--- EXERCISE TASK ---
Rewrite the material from the line containing "output each element" through the line containing "parameter-item-console: console Select", changing "enabled" to "disabled" and leaving everything else as it is. Leave the pictures out of your answer.

--- INFORMATION SHOWN ---
○ ○ ○ ○

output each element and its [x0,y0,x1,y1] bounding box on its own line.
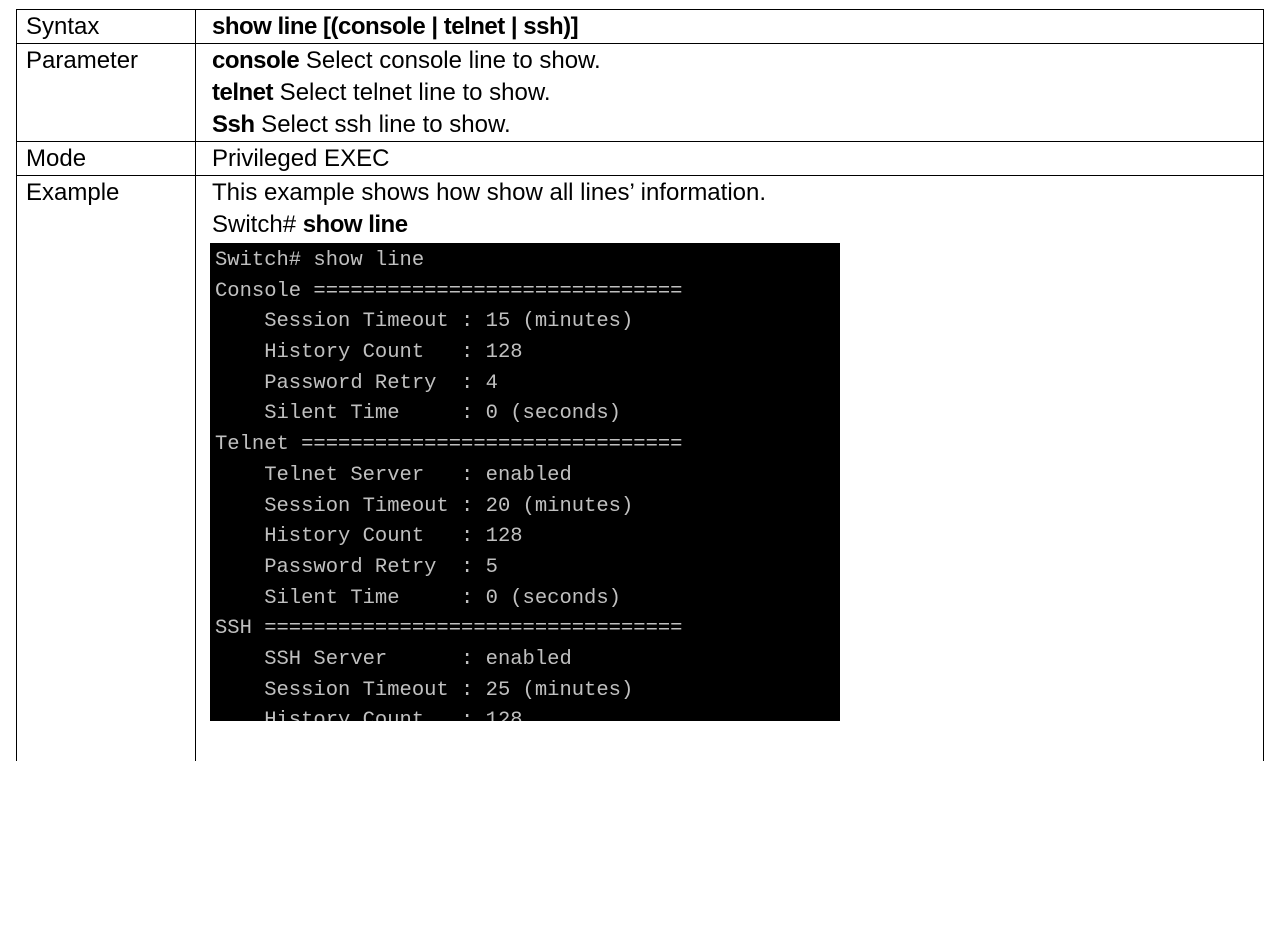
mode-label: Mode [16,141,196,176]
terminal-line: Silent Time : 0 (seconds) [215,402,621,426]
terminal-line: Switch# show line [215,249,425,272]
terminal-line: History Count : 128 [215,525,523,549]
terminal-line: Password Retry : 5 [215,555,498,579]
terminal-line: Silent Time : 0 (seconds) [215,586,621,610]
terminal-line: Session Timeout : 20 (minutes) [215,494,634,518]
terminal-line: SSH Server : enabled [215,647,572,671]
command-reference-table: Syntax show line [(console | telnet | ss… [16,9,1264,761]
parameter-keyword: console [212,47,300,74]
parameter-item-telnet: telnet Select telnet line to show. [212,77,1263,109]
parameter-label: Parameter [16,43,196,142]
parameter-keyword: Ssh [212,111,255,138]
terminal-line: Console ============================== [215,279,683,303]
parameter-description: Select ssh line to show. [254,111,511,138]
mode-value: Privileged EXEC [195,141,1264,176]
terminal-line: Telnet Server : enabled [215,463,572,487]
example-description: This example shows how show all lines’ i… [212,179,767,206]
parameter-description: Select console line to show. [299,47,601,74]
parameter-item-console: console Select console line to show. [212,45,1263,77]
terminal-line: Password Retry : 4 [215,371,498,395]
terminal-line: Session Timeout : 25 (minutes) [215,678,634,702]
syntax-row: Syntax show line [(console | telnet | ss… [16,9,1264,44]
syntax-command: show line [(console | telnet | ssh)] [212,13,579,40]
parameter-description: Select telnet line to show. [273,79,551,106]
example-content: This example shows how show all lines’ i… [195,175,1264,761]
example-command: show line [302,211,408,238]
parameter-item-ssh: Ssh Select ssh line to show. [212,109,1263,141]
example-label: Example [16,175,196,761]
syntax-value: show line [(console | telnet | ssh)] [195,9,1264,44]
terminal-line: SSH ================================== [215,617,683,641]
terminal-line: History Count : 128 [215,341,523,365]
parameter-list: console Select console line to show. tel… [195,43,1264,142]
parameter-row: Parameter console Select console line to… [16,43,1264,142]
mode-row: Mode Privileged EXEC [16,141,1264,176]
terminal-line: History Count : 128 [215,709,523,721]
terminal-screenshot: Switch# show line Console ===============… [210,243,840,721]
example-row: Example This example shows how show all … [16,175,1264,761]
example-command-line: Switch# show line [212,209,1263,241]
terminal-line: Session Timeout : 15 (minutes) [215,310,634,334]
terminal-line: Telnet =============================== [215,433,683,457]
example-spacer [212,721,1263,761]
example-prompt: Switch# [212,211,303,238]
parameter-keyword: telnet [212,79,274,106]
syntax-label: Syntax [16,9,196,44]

○ ○ ○ ○

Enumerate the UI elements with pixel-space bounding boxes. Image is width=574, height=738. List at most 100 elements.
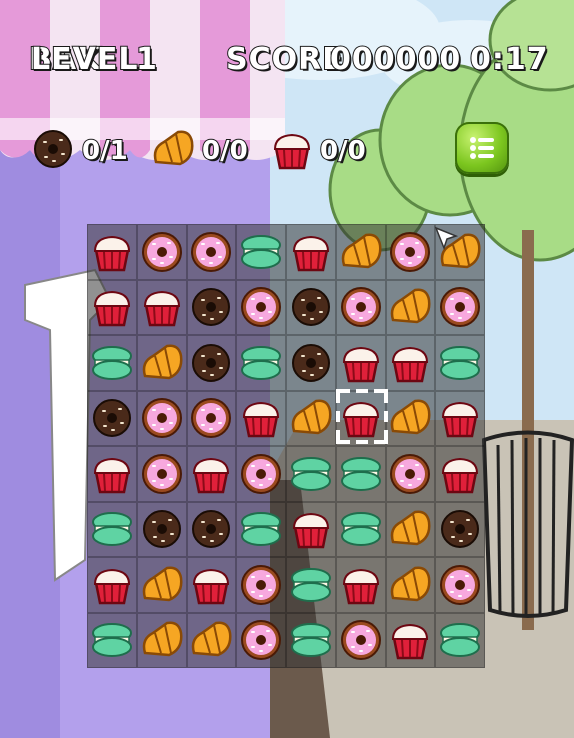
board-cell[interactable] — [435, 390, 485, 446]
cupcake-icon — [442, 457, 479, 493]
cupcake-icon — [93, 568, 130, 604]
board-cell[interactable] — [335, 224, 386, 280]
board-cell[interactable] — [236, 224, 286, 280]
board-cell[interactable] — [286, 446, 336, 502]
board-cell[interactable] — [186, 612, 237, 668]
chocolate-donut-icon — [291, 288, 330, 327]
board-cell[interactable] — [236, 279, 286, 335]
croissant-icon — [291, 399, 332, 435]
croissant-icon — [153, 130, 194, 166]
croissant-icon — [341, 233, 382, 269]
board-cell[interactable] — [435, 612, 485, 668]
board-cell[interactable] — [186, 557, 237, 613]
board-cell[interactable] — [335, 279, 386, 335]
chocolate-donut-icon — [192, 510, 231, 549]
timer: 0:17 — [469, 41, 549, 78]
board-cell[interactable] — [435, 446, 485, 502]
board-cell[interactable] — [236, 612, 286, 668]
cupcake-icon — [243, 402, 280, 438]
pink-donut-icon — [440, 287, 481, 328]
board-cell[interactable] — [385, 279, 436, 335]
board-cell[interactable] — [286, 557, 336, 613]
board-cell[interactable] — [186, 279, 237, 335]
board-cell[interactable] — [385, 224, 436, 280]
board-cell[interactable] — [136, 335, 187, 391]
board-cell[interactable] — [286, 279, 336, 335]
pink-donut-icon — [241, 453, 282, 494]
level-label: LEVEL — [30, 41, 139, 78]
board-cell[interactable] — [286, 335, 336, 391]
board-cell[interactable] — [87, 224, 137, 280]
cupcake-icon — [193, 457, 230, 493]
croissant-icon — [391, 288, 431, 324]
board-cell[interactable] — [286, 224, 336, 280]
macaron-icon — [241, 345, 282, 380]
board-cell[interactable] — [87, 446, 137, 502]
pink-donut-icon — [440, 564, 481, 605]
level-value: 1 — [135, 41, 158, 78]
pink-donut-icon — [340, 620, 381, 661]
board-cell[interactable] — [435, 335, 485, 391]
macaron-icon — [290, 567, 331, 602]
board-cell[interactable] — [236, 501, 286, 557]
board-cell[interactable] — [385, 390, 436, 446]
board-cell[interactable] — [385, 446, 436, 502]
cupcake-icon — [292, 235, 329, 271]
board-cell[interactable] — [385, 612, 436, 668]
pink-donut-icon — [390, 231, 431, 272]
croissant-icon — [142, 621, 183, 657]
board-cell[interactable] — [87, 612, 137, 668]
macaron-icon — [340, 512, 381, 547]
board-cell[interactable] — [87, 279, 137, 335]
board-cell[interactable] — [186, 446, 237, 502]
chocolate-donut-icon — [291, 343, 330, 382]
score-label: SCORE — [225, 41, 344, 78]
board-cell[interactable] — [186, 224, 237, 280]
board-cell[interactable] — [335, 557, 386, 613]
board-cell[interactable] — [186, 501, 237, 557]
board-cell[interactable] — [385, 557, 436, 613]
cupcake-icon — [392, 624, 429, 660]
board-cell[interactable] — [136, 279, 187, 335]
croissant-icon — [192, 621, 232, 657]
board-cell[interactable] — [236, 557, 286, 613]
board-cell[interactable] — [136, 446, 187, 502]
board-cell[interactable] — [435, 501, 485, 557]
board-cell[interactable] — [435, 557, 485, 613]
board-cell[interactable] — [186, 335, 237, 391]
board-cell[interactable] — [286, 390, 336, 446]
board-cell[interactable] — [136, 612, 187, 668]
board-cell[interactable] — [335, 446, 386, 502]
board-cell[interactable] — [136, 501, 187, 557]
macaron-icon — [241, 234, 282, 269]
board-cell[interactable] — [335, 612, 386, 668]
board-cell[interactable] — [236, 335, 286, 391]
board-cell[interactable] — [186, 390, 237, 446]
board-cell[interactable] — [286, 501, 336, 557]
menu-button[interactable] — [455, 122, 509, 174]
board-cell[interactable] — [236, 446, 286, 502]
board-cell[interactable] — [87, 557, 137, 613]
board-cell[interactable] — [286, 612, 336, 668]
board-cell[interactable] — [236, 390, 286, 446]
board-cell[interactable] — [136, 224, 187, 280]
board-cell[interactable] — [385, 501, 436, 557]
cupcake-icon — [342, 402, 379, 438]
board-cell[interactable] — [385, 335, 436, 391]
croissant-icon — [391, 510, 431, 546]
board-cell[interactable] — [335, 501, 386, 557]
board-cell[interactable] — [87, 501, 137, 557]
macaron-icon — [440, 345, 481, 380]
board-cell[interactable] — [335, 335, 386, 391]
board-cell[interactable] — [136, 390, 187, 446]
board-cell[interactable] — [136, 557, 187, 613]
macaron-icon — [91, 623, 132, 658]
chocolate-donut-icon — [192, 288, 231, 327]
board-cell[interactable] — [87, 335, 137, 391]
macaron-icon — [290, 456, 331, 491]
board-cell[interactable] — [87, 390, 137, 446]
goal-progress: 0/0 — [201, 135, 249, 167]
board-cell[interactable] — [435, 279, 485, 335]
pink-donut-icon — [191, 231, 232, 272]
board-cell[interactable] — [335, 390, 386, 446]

○ ○ ○ ○

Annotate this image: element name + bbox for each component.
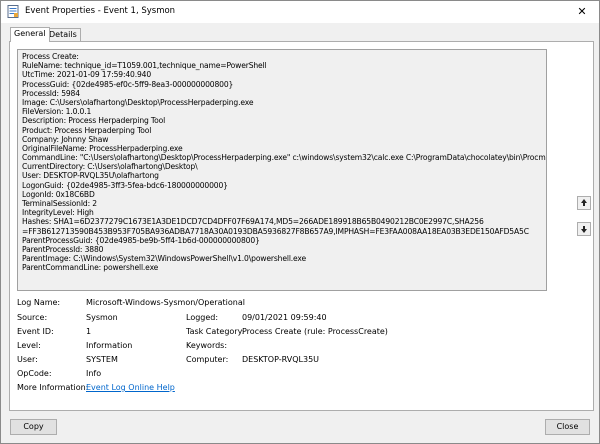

○ ○ ○ ○

--- EXERCISE RESULT ---
output each element and its [x0,y0,x1,y1] bounding box on its own line.
mode-label: Mode [16,141,196,176]
terminal-line: Silent Time : 0 (seconds) [215,402,621,426]
terminal-line: Switch# show line [215,249,425,272]
terminal-line: History Count : 128 [215,525,523,549]
terminal-line: Password Retry : 5 [215,555,498,579]
terminal-line: Silent Time : 0 (seconds) [215,586,621,610]
terminal-line: Session Timeout : 20 (minutes) [215,494,634,518]
terminal-line: SSH Server : disabled [215,647,572,671]
command-reference-table: Syntax show line [(console | telnet | ss… [16,9,1264,761]
parameter-keyword: console [212,47,300,74]
parameter-item-telnet: telnet Select telnet line to show. [212,77,1263,109]
parameter-label: Parameter [16,43,196,142]
parameter-keyword: Ssh [212,111,255,138]
terminal-line: Console ============================== [215,279,683,303]
parameter-description: Select ssh line to show. [254,111,511,138]
mode-value: Privileged EXEC [195,141,1264,176]
terminal-line: Telnet Server : disabled [215,463,572,487]
example-description: This example shows how show all lines’ i… [212,179,767,206]
parameter-description: Select console line to show. [299,47,601,74]
parameter-item-console: console Select console line to show. [212,45,1263,77]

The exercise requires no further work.